→ **Exercise**
Quote each line of the records below word for word.

→ **Material supplied**
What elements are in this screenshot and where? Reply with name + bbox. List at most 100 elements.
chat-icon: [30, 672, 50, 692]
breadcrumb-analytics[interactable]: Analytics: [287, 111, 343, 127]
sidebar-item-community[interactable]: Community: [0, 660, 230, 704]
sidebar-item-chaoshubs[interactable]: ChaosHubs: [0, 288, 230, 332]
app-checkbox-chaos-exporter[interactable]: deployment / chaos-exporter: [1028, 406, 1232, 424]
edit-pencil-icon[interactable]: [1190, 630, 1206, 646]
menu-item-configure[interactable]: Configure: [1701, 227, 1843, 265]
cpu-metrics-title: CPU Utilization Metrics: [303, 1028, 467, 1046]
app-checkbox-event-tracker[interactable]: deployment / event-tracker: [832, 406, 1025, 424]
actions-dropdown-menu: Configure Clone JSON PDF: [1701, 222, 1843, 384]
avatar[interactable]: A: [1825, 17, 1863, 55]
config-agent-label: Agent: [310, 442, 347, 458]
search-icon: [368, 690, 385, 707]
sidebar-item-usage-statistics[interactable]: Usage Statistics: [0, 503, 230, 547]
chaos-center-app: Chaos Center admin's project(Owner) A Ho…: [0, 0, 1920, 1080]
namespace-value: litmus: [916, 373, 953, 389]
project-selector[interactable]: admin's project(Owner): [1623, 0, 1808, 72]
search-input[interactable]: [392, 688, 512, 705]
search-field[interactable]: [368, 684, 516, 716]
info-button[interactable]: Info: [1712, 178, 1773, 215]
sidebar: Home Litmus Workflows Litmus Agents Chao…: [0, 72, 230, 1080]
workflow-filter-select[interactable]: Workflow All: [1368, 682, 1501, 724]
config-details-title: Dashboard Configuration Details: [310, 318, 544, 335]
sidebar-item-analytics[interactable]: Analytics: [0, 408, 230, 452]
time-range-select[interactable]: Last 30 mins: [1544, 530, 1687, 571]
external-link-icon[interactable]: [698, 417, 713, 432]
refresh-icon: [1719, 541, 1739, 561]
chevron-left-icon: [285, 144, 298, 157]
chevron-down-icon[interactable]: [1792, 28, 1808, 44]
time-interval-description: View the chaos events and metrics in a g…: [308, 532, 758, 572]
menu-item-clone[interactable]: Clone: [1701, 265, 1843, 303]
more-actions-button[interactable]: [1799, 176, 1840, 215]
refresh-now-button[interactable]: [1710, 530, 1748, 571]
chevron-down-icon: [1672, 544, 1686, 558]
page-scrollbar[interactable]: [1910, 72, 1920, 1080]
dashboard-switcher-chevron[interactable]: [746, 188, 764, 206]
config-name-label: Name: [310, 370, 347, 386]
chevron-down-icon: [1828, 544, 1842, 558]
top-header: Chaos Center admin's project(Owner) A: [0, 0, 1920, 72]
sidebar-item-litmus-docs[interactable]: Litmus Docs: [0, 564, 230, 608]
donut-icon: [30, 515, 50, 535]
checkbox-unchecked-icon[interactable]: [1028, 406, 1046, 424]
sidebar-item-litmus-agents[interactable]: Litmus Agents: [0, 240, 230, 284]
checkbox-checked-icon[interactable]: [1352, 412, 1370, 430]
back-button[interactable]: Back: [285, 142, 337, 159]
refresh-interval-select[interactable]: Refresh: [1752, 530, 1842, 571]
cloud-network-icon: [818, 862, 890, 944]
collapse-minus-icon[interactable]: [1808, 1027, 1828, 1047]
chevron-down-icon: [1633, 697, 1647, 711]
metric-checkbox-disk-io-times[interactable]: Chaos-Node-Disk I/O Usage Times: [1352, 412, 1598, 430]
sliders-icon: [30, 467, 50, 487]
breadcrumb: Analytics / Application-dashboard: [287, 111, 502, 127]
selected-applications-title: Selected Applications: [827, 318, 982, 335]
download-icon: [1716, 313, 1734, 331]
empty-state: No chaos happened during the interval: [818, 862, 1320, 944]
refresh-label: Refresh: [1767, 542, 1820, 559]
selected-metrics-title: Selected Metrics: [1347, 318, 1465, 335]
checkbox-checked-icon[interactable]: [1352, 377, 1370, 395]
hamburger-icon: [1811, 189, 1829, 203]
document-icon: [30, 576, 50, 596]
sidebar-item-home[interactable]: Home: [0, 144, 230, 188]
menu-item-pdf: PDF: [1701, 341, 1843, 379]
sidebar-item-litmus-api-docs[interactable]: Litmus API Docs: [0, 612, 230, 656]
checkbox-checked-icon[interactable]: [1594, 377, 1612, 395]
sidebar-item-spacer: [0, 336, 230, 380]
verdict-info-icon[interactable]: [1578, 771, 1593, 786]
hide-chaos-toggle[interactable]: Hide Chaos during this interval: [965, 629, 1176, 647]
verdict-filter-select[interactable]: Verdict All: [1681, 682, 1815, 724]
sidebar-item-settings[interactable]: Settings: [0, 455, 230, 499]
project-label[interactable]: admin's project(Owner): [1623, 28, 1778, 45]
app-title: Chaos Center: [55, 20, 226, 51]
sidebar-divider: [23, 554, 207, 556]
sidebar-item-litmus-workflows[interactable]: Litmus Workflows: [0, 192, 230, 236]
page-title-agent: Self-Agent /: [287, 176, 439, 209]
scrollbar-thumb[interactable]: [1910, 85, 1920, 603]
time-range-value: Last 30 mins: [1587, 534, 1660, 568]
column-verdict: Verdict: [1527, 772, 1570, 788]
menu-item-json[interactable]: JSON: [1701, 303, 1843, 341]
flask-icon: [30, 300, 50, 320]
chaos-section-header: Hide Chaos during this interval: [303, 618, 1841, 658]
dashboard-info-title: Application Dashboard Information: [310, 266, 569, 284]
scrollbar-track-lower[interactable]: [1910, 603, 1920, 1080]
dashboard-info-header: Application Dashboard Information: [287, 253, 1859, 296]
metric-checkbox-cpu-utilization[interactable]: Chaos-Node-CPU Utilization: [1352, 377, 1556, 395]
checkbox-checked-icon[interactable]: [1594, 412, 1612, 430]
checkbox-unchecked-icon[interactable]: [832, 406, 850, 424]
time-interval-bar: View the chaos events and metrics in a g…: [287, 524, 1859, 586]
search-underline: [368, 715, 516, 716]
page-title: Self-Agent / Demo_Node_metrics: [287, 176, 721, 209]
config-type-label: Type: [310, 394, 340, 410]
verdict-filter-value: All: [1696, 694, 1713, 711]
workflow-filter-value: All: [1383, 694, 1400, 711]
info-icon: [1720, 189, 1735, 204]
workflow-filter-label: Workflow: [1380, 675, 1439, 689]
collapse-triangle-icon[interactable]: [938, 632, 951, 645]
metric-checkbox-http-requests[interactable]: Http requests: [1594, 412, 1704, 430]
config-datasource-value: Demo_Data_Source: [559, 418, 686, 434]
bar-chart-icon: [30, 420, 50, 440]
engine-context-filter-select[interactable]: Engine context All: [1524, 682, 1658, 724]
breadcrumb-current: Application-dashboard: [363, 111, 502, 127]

→ **Answer for this exercise**
What elements are in this screenshot and where? Reply with name + bbox. List at most 100 elements.
chat-icon: [30, 672, 50, 692]
breadcrumb-analytics[interactable]: Analytics: [287, 111, 343, 127]
sidebar-item-community[interactable]: Community: [0, 660, 230, 704]
sidebar-item-chaoshubs[interactable]: ChaosHubs: [0, 288, 230, 332]
app-checkbox-chaos-exporter[interactable]: deployment / chaos-exporter: [1028, 406, 1232, 424]
edit-pencil-icon[interactable]: [1190, 630, 1206, 646]
menu-item-configure[interactable]: Configure: [1701, 227, 1843, 265]
cpu-metrics-title: CPU Utilization Metrics: [303, 1028, 467, 1046]
app-checkbox-event-tracker[interactable]: deployment / event-tracker: [832, 406, 1025, 424]
actions-dropdown-menu: Configure Clone JSON PDF: [1701, 222, 1843, 384]
avatar[interactable]: A: [1825, 17, 1863, 55]
config-agent-label: Agent: [310, 442, 347, 458]
search-icon: [368, 690, 385, 707]
sidebar-item-usage-statistics[interactable]: Usage Statistics: [0, 503, 230, 547]
chaos-center-app: Chaos Center admin's project(Owner) A Ho…: [0, 0, 1920, 1080]
namespace-value: litmus: [916, 373, 953, 389]
project-selector[interactable]: admin's project(Owner): [1623, 0, 1808, 72]
search-input[interactable]: [392, 688, 512, 705]
search-field[interactable]: [368, 684, 516, 716]
info-button[interactable]: Info: [1712, 178, 1773, 215]
sidebar: Home Litmus Workflows Litmus Agents Chao…: [0, 72, 230, 1080]
workflow-filter-select[interactable]: Workflow All: [1368, 682, 1501, 724]
config-details-title: Dashboard Configuration Details: [310, 318, 544, 335]
sidebar-item-analytics[interactable]: Analytics: [0, 408, 230, 452]
time-range-select[interactable]: Last 30 mins: [1544, 530, 1687, 571]
external-link-icon[interactable]: [698, 417, 713, 432]
refresh-icon: [1719, 541, 1739, 561]
chevron-left-icon: [285, 144, 298, 157]
chevron-down-icon[interactable]: [1792, 28, 1808, 44]
time-interval-description: View the chaos events and metrics in a g…: [308, 532, 758, 572]
menu-item-clone[interactable]: Clone: [1701, 265, 1843, 303]
more-actions-button[interactable]: [1799, 176, 1840, 215]
refresh-now-button[interactable]: [1710, 530, 1748, 571]
chevron-down-icon: [1672, 544, 1686, 558]
page-scrollbar[interactable]: [1910, 72, 1920, 1080]
dashboard-switcher-chevron[interactable]: [746, 188, 764, 206]
config-name-label: Name: [310, 370, 347, 386]
chevron-down-icon: [1828, 544, 1842, 558]
top-header: Chaos Center admin's project(Owner) A: [0, 0, 1920, 72]
sidebar-item-litmus-docs[interactable]: Litmus Docs: [0, 564, 230, 608]
donut-icon: [30, 515, 50, 535]
checkbox-unchecked-icon[interactable]: [1028, 406, 1046, 424]
sidebar-item-litmus-agents[interactable]: Litmus Agents: [0, 240, 230, 284]
checkbox-checked-icon[interactable]: [1352, 412, 1370, 430]
back-button[interactable]: Back: [285, 142, 337, 159]
refresh-interval-select[interactable]: Refresh: [1752, 530, 1842, 571]
cloud-network-icon: [818, 862, 890, 944]
collapse-minus-icon[interactable]: [1808, 1027, 1828, 1047]
chevron-down-icon: [1633, 697, 1647, 711]
metric-checkbox-disk-io-times[interactable]: Chaos-Node-Disk I/O Usage Times: [1352, 412, 1598, 430]
sliders-icon: [30, 467, 50, 487]
breadcrumb: Analytics / Application-dashboard: [287, 111, 502, 127]
selected-applications-title: Selected Applications: [827, 318, 982, 335]
download-icon: [1716, 313, 1734, 331]
empty-state: No chaos happened during the interval: [818, 862, 1320, 944]
refresh-label: Refresh: [1767, 542, 1820, 559]
selected-metrics-title: Selected Metrics: [1347, 318, 1465, 335]
checkbox-checked-icon[interactable]: [1352, 377, 1370, 395]
hamburger-icon: [1811, 189, 1829, 203]
document-icon: [30, 576, 50, 596]
sidebar-item-home[interactable]: Home: [0, 144, 230, 188]
menu-item-pdf: PDF: [1701, 341, 1843, 379]
sidebar-item-litmus-api-docs[interactable]: Litmus API Docs: [0, 612, 230, 656]
checkbox-checked-icon[interactable]: [1594, 377, 1612, 395]
sidebar-item-spacer: [0, 336, 230, 380]
verdict-info-icon[interactable]: [1578, 771, 1593, 786]
hide-chaos-toggle[interactable]: Hide Chaos during this interval: [965, 629, 1176, 647]
verdict-filter-select[interactable]: Verdict All: [1681, 682, 1815, 724]
sidebar-item-settings[interactable]: Settings: [0, 455, 230, 499]
project-label[interactable]: admin's project(Owner): [1623, 28, 1778, 45]
app-title: Chaos Center: [55, 20, 226, 51]
sidebar-divider: [23, 554, 207, 556]
sidebar-item-litmus-workflows[interactable]: Litmus Workflows: [0, 192, 230, 236]
page-title-agent: Self-Agent /: [287, 176, 439, 209]
scrollbar-thumb[interactable]: [1910, 85, 1920, 603]
time-range-value: Last 30 mins: [1587, 534, 1660, 568]
column-verdict: Verdict: [1527, 772, 1570, 788]
menu-item-json[interactable]: JSON: [1701, 303, 1843, 341]
flask-icon: [30, 300, 50, 320]
chaos-section-header: Hide Chaos during this interval: [303, 618, 1841, 658]
dashboard-info-title: Application Dashboard Information: [310, 266, 569, 284]
scrollbar-track-lower[interactable]: [1910, 603, 1920, 1080]
dashboard-info-header: Application Dashboard Information: [287, 253, 1859, 296]
metric-checkbox-cpu-utilization[interactable]: Chaos-Node-CPU Utilization: [1352, 377, 1556, 395]
checkbox-checked-icon[interactable]: [1594, 412, 1612, 430]
checkbox-unchecked-icon[interactable]: [832, 406, 850, 424]
time-interval-bar: View the chaos events and metrics in a g…: [287, 524, 1859, 586]
search-underline: [368, 715, 516, 716]
page-title: Self-Agent / Demo_Node_metrics: [287, 176, 721, 209]
config-type-label: Type: [310, 394, 340, 410]
verdict-filter-value: All: [1696, 694, 1713, 711]
workflow-filter-value: All: [1383, 694, 1400, 711]
info-icon: [1720, 189, 1735, 204]
workflow-filter-label: Workflow: [1380, 675, 1439, 689]
collapse-triangle-icon[interactable]: [938, 632, 951, 645]
metric-checkbox-http-requests[interactable]: Http requests: [1594, 412, 1704, 430]
config-datasource-value: Demo_Data_Source: [559, 418, 686, 434]
bar-chart-icon: [30, 420, 50, 440]
engine-context-filter-select[interactable]: Engine context All: [1524, 682, 1658, 724]
breadcrumb-current: Application-dashboard: [363, 111, 502, 127]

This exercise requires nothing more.